* Goal *
Select and copy out every line in the records containing "ylabel".

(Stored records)
▼▼▼

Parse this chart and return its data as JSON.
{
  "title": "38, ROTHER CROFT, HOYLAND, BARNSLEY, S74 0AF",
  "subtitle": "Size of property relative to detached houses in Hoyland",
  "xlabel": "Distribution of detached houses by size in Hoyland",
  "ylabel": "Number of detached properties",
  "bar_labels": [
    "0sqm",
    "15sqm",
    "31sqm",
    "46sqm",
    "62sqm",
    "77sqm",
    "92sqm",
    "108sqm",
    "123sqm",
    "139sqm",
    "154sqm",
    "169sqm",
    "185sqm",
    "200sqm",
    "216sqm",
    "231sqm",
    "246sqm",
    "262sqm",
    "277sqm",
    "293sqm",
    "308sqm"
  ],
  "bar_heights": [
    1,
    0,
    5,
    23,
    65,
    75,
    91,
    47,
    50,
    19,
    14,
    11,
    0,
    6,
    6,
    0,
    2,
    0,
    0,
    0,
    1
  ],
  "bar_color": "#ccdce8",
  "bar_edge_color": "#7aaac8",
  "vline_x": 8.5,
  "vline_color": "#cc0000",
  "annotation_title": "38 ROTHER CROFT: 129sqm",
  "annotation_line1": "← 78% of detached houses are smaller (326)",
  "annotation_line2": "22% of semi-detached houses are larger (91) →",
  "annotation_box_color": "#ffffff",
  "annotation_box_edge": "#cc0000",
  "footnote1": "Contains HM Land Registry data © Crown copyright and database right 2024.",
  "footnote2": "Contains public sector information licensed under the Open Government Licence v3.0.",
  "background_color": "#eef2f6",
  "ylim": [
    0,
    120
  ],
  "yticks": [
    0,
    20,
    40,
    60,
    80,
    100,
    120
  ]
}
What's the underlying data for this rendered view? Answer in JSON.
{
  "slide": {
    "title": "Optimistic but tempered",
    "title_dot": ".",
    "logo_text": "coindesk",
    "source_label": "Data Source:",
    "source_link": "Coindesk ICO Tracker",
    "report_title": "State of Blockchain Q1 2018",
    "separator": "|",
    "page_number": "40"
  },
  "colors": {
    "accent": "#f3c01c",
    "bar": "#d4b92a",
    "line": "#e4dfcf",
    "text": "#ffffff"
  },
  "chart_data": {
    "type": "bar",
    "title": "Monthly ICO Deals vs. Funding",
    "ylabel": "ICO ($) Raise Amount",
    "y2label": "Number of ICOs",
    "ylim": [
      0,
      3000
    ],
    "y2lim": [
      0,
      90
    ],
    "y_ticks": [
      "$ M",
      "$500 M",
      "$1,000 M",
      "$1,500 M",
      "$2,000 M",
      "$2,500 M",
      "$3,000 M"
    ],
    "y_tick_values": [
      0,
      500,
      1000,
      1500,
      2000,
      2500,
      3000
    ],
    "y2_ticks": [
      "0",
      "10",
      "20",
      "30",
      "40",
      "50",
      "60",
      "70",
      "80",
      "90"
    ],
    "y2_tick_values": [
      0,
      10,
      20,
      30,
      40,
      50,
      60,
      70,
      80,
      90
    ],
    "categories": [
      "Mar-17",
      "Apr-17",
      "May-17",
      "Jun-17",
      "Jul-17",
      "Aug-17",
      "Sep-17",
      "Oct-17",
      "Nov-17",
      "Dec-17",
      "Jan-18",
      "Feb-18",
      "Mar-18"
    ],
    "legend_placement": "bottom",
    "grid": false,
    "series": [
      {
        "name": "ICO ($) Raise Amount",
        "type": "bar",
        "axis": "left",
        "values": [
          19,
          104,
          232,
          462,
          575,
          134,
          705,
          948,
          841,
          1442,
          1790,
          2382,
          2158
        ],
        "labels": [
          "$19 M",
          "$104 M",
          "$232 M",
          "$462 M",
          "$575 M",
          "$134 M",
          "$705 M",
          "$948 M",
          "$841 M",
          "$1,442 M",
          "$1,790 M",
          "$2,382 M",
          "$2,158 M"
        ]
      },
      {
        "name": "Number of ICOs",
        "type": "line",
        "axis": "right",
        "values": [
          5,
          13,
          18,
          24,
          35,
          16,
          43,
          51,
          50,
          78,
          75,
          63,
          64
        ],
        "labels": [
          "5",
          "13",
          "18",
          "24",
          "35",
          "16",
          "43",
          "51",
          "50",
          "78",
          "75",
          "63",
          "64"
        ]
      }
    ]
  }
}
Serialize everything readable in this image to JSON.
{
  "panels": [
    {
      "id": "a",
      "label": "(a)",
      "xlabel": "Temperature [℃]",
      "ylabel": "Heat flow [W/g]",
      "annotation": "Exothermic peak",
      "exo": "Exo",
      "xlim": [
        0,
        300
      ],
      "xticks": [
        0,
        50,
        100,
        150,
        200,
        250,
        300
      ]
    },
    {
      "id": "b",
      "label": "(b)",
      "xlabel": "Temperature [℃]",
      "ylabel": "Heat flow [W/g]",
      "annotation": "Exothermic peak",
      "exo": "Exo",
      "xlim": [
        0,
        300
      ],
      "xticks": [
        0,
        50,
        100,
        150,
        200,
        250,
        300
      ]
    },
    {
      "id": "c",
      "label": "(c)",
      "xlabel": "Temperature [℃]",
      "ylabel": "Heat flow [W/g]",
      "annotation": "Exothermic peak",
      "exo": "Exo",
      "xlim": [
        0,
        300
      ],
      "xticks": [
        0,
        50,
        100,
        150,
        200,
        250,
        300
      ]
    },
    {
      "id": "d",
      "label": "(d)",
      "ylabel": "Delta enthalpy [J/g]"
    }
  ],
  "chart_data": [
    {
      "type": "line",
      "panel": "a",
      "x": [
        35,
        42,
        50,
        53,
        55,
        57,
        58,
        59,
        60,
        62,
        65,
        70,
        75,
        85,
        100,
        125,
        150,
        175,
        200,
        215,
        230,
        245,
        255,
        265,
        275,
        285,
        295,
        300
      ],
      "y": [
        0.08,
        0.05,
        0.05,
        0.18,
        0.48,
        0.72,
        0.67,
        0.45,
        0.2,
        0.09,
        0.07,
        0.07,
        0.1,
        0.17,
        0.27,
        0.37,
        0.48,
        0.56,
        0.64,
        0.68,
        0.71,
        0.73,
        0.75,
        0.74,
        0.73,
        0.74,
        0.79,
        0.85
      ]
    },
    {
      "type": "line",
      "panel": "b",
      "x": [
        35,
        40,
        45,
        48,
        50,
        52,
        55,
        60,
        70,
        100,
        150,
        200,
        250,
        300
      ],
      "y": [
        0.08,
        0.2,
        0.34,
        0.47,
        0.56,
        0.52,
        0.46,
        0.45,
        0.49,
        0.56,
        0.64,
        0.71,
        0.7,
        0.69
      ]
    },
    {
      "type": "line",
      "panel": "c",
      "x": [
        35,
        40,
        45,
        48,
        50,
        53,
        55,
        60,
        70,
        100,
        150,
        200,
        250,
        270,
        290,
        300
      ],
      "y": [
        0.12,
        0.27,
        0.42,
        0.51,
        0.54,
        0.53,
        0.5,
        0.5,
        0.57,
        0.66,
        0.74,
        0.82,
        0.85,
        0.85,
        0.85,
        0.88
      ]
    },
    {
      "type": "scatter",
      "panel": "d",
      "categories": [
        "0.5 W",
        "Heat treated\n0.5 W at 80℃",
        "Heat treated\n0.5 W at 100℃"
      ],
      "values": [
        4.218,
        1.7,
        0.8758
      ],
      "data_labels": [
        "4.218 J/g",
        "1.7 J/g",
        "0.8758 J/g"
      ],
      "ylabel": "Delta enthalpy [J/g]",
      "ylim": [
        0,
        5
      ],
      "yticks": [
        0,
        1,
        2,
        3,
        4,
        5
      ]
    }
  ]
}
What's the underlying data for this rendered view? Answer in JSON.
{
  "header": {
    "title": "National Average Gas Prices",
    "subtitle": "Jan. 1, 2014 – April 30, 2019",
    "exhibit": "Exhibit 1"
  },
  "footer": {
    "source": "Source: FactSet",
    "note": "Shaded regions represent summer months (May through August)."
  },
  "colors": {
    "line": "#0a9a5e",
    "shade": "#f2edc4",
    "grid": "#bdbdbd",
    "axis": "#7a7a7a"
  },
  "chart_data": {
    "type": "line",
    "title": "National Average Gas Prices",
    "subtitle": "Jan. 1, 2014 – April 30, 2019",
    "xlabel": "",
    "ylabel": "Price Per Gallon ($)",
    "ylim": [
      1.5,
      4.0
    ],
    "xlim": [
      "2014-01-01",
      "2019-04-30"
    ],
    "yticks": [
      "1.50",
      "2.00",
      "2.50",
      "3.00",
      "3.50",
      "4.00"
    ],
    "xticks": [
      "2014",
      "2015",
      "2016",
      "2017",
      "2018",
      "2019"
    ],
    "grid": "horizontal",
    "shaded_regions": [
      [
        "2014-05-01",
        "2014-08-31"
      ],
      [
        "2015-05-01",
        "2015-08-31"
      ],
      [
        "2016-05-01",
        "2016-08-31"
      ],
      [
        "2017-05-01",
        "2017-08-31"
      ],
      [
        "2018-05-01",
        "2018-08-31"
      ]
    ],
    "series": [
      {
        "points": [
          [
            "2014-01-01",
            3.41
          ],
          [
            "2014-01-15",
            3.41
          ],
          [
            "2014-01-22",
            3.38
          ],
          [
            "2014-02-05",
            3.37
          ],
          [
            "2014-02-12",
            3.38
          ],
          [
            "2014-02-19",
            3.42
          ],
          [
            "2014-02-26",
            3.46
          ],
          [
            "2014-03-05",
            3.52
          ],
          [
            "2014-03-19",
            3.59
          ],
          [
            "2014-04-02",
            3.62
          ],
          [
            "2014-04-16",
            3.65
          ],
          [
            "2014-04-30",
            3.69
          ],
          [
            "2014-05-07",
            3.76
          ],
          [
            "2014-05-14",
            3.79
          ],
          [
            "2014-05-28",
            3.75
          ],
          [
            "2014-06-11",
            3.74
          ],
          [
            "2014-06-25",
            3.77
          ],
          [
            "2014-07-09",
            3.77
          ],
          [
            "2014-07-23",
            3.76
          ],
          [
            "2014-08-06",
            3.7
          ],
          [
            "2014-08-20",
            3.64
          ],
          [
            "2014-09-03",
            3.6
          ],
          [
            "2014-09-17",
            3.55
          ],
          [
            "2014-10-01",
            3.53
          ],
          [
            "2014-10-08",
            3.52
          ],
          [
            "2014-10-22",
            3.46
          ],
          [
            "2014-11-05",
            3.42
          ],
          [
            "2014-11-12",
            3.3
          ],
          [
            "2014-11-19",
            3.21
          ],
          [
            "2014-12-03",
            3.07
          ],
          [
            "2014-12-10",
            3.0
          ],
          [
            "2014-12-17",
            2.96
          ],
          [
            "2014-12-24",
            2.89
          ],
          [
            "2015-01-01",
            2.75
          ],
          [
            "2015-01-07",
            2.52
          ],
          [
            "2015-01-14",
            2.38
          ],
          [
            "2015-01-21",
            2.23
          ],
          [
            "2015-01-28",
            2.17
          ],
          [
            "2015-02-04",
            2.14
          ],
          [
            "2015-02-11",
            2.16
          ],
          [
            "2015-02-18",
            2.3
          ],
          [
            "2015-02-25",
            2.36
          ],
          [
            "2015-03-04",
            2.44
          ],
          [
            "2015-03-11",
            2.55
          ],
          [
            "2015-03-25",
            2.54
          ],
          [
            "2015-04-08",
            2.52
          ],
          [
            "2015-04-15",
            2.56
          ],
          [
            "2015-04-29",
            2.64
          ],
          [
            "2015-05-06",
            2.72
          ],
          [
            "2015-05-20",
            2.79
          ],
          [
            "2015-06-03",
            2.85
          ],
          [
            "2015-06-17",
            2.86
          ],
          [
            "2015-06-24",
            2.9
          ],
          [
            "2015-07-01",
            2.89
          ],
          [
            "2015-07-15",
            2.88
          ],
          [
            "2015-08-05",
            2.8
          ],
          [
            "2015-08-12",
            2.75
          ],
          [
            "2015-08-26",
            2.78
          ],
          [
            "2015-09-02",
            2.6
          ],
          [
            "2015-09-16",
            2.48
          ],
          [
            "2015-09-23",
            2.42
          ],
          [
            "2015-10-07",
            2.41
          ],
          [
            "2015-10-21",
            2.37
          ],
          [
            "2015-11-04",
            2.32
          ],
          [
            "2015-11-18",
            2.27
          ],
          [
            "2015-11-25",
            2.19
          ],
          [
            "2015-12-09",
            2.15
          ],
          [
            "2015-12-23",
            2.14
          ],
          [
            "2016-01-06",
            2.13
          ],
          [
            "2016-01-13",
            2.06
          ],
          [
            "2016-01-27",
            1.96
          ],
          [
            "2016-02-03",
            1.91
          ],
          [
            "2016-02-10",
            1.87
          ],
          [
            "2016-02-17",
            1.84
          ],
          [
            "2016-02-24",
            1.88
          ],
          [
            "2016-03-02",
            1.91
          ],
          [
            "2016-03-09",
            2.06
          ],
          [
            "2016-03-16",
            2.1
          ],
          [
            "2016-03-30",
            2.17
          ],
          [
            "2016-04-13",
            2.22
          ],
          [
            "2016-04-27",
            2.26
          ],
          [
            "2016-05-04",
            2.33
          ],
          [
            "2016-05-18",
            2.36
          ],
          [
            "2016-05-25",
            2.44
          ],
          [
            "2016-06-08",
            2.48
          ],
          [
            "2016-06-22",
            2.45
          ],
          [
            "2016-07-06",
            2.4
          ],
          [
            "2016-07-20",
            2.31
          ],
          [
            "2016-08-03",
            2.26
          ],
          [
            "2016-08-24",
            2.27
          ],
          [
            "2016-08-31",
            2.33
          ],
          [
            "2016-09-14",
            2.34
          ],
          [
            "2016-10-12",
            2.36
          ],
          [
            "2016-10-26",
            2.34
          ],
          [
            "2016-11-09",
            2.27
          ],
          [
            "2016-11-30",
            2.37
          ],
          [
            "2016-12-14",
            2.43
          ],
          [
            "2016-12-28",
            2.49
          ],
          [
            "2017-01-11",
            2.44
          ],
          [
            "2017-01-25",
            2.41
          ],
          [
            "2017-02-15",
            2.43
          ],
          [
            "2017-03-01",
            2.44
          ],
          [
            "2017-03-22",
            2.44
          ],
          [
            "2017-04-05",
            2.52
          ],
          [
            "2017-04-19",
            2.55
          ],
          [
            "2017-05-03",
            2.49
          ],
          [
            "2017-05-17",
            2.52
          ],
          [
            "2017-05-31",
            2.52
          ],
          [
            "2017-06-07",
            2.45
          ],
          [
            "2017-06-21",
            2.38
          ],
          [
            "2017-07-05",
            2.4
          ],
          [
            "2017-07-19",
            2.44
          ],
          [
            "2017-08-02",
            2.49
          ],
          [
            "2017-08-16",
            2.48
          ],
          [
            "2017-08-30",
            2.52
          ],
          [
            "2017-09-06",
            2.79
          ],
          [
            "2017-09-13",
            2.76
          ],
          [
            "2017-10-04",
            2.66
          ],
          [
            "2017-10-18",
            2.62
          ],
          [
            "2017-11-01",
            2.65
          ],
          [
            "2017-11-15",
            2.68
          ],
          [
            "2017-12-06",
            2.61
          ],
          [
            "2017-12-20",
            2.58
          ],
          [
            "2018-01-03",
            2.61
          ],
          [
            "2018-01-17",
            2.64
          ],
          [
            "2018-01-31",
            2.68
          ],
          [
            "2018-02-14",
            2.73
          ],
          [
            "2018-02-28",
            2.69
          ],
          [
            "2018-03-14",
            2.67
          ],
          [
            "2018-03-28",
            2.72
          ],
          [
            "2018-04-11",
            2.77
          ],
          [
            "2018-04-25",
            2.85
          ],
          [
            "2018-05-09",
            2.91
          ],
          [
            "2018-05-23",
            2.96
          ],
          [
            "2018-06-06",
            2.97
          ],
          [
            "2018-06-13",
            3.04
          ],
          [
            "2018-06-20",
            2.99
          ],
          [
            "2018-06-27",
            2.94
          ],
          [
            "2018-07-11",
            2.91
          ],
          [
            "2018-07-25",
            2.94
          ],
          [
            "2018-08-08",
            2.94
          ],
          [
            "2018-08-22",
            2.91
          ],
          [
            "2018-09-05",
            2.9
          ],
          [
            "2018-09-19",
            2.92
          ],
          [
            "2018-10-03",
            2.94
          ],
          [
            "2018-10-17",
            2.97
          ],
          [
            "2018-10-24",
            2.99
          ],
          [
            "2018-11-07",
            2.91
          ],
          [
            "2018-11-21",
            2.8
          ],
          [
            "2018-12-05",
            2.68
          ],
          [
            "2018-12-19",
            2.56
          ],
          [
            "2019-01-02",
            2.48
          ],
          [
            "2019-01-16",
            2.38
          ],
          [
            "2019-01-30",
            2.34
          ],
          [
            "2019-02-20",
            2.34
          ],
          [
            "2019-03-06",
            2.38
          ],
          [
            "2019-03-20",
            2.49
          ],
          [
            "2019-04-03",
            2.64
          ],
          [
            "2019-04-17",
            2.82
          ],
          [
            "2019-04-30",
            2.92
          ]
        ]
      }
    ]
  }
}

▲▲▲

* Output of the exercise *
  "ylabel": "Number of detached properties",
    "ylabel": "ICO ($) Raise Amount",
      "ylabel": "Heat flow [W/g]",
      "ylabel": "Heat flow [W/g]",
      "ylabel": "Heat flow [W/g]",
      "ylabel": "Delta enthalpy [J/g]"
      "ylabel": "Delta enthalpy [J/g]",
    "ylabel": "Price Per Gallon ($)",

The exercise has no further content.